### SET EXERCISE
Repeat each entry word for word. Leave any images out of the copy.
— Begin —
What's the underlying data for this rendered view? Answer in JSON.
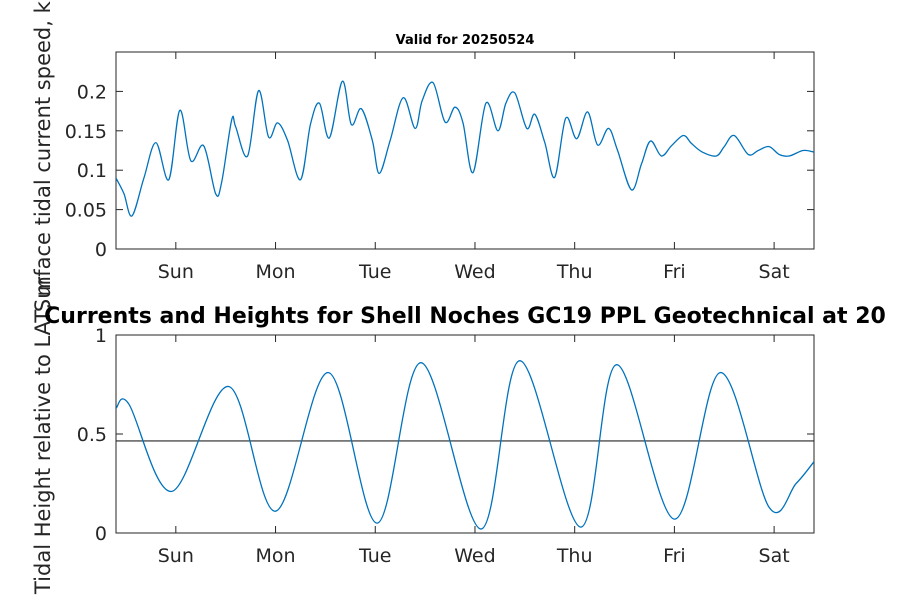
{
  "chart_data": [
    {
      "type": "line",
      "title": "Valid for 20250524",
      "ylabel": "Surface tidal current speed, kn",
      "xlabel": "",
      "ylim": [
        0,
        0.25
      ],
      "xlim": [
        0,
        7
      ],
      "yticks": [
        0,
        0.05,
        0.1,
        0.15,
        0.2
      ],
      "ytick_labels": [
        "0",
        "0.05",
        "0.1",
        "0.15",
        "0.2"
      ],
      "xticks": [
        0.6,
        1.6,
        2.6,
        3.6,
        4.6,
        5.6,
        6.6
      ],
      "xtick_labels": [
        "Sun",
        "Mon",
        "Tue",
        "Wed",
        "Thu",
        "Fri",
        "Sat"
      ],
      "grid": false,
      "series": [
        {
          "color": "#0072BD",
          "x": [
            0.0,
            0.08,
            0.16,
            0.28,
            0.4,
            0.53,
            0.64,
            0.75,
            0.88,
            1.0,
            1.06,
            1.16,
            1.2,
            1.32,
            1.43,
            1.53,
            1.62,
            1.72,
            1.85,
            1.95,
            2.04,
            2.14,
            2.27,
            2.36,
            2.46,
            2.57,
            2.64,
            2.75,
            2.88,
            3.0,
            3.07,
            3.18,
            3.3,
            3.4,
            3.48,
            3.58,
            3.71,
            3.83,
            3.91,
            4.0,
            4.12,
            4.2,
            4.3,
            4.4,
            4.51,
            4.62,
            4.73,
            4.83,
            4.94,
            5.03,
            5.17,
            5.27,
            5.36,
            5.47,
            5.57,
            5.69,
            5.77,
            5.88,
            6.02,
            6.1,
            6.2,
            6.34,
            6.44,
            6.55,
            6.65,
            6.75,
            6.89,
            7.0
          ],
          "y": [
            0.09,
            0.07,
            0.042,
            0.09,
            0.135,
            0.088,
            0.176,
            0.112,
            0.131,
            0.07,
            0.085,
            0.164,
            0.155,
            0.118,
            0.201,
            0.142,
            0.16,
            0.138,
            0.088,
            0.158,
            0.185,
            0.141,
            0.213,
            0.158,
            0.178,
            0.138,
            0.096,
            0.138,
            0.192,
            0.153,
            0.188,
            0.211,
            0.161,
            0.18,
            0.16,
            0.097,
            0.185,
            0.15,
            0.185,
            0.198,
            0.153,
            0.171,
            0.135,
            0.091,
            0.166,
            0.14,
            0.174,
            0.132,
            0.153,
            0.125,
            0.075,
            0.108,
            0.137,
            0.118,
            0.131,
            0.144,
            0.134,
            0.123,
            0.118,
            0.13,
            0.144,
            0.12,
            0.125,
            0.13,
            0.12,
            0.118,
            0.125,
            0.123
          ]
        }
      ]
    },
    {
      "type": "line",
      "title": "Currents and Heights for Shell Noches   GC19 PPL  Geotechnical at 20",
      "ylabel": "Tidal Height relative to LAT, m",
      "xlabel": "",
      "ylim": [
        0,
        1
      ],
      "xlim": [
        0,
        7
      ],
      "yticks": [
        0,
        0.5,
        1
      ],
      "ytick_labels": [
        "0",
        "0.5",
        "1"
      ],
      "xticks": [
        0.6,
        1.6,
        2.6,
        3.6,
        4.6,
        5.6,
        6.6
      ],
      "xtick_labels": [
        "Sun",
        "Mon",
        "Tue",
        "Wed",
        "Thu",
        "Fri",
        "Sat"
      ],
      "grid": false,
      "reference_line": 0.465,
      "series": [
        {
          "color": "#0072BD",
          "x": [
            0.0,
            0.13,
            0.56,
            1.13,
            1.6,
            2.13,
            2.62,
            3.06,
            3.66,
            4.05,
            4.66,
            5.02,
            5.6,
            6.06,
            6.55,
            6.82,
            7.0
          ],
          "y": [
            0.63,
            0.65,
            0.21,
            0.74,
            0.11,
            0.81,
            0.05,
            0.86,
            0.02,
            0.87,
            0.03,
            0.85,
            0.07,
            0.81,
            0.13,
            0.25,
            0.36
          ]
        }
      ]
    }
  ]
}
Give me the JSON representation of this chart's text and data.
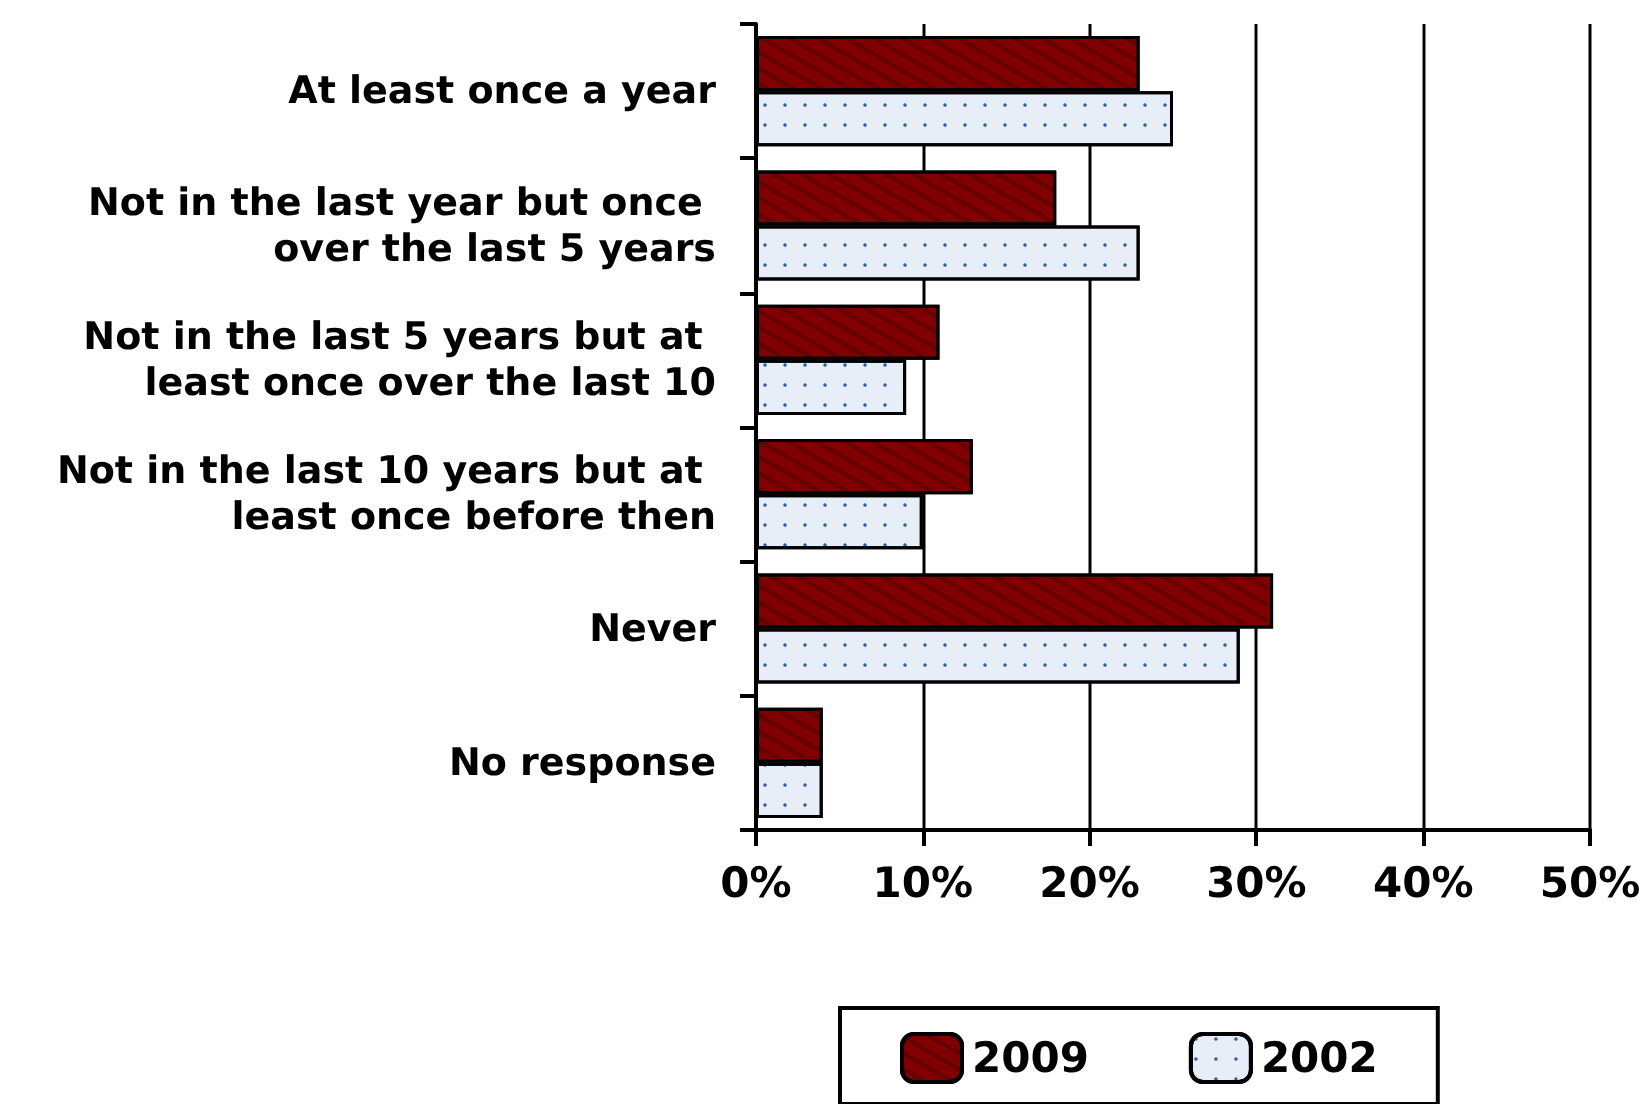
— End —
### FINISHED TASK
What's the underlying data for this rendered view? Answer in JSON.
{
  "chart_data": [
    {
      "type": "line",
      "title": "Valid for 20250524",
      "ylabel": "Surface tidal current speed, kn",
      "xlabel": "",
      "ylim": [
        0,
        0.25
      ],
      "xlim": [
        0,
        7
      ],
      "yticks": [
        0,
        0.05,
        0.1,
        0.15,
        0.2
      ],
      "ytick_labels": [
        "0",
        "0.05",
        "0.1",
        "0.15",
        "0.2"
      ],
      "xticks": [
        0.6,
        1.6,
        2.6,
        3.6,
        4.6,
        5.6,
        6.6
      ],
      "xtick_labels": [
        "Sun",
        "Mon",
        "Tue",
        "Wed",
        "Thu",
        "Fri",
        "Sat"
      ],
      "grid": false,
      "series": [
        {
          "color": "#0072BD",
          "x": [
            0.0,
            0.08,
            0.16,
            0.28,
            0.4,
            0.53,
            0.64,
            0.75,
            0.88,
            1.0,
            1.06,
            1.16,
            1.2,
            1.32,
            1.43,
            1.53,
            1.62,
            1.72,
            1.85,
            1.95,
            2.04,
            2.14,
            2.27,
            2.36,
            2.46,
            2.57,
            2.64,
            2.75,
            2.88,
            3.0,
            3.07,
            3.18,
            3.3,
            3.4,
            3.48,
            3.58,
            3.71,
            3.83,
            3.91,
            4.0,
            4.12,
            4.2,
            4.3,
            4.4,
            4.51,
            4.62,
            4.73,
            4.83,
            4.94,
            5.03,
            5.17,
            5.27,
            5.36,
            5.47,
            5.57,
            5.69,
            5.77,
            5.88,
            6.02,
            6.1,
            6.2,
            6.34,
            6.44,
            6.55,
            6.65,
            6.75,
            6.89,
            7.0
          ],
          "y": [
            0.09,
            0.07,
            0.042,
            0.09,
            0.135,
            0.088,
            0.176,
            0.112,
            0.131,
            0.07,
            0.085,
            0.164,
            0.155,
            0.118,
            0.201,
            0.142,
            0.16,
            0.138,
            0.088,
            0.158,
            0.185,
            0.141,
            0.213,
            0.158,
            0.178,
            0.138,
            0.096,
            0.138,
            0.192,
            0.153,
            0.188,
            0.211,
            0.161,
            0.18,
            0.16,
            0.097,
            0.185,
            0.15,
            0.185,
            0.198,
            0.153,
            0.171,
            0.135,
            0.091,
            0.166,
            0.14,
            0.174,
            0.132,
            0.153,
            0.125,
            0.075,
            0.108,
            0.137,
            0.118,
            0.131,
            0.144,
            0.134,
            0.123,
            0.118,
            0.13,
            0.144,
            0.12,
            0.125,
            0.13,
            0.12,
            0.118,
            0.125,
            0.123
          ]
        }
      ]
    },
    {
      "type": "line",
      "title": "Currents and Heights for Shell Noches   GC19 PPL  Geotechnical at 20",
      "ylabel": "Tidal Height relative to LAT, m",
      "xlabel": "",
      "ylim": [
        0,
        1
      ],
      "xlim": [
        0,
        7
      ],
      "yticks": [
        0,
        0.5,
        1
      ],
      "ytick_labels": [
        "0",
        "0.5",
        "1"
      ],
      "xticks": [
        0.6,
        1.6,
        2.6,
        3.6,
        4.6,
        5.6,
        6.6
      ],
      "xtick_labels": [
        "Sun",
        "Mon",
        "Tue",
        "Wed",
        "Thu",
        "Fri",
        "Sat"
      ],
      "grid": false,
      "reference_line": 0.465,
      "series": [
        {
          "color": "#0072BD",
          "x": [
            0.0,
            0.13,
            0.56,
            1.13,
            1.6,
            2.13,
            2.62,
            3.06,
            3.66,
            4.05,
            4.66,
            5.02,
            5.6,
            6.06,
            6.55,
            6.82,
            7.0
          ],
          "y": [
            0.63,
            0.65,
            0.21,
            0.74,
            0.11,
            0.81,
            0.05,
            0.86,
            0.02,
            0.87,
            0.03,
            0.85,
            0.07,
            0.81,
            0.13,
            0.25,
            0.36
          ]
        }
      ]
    }
  ]
}
Give me the JSON representation of this chart's text and data.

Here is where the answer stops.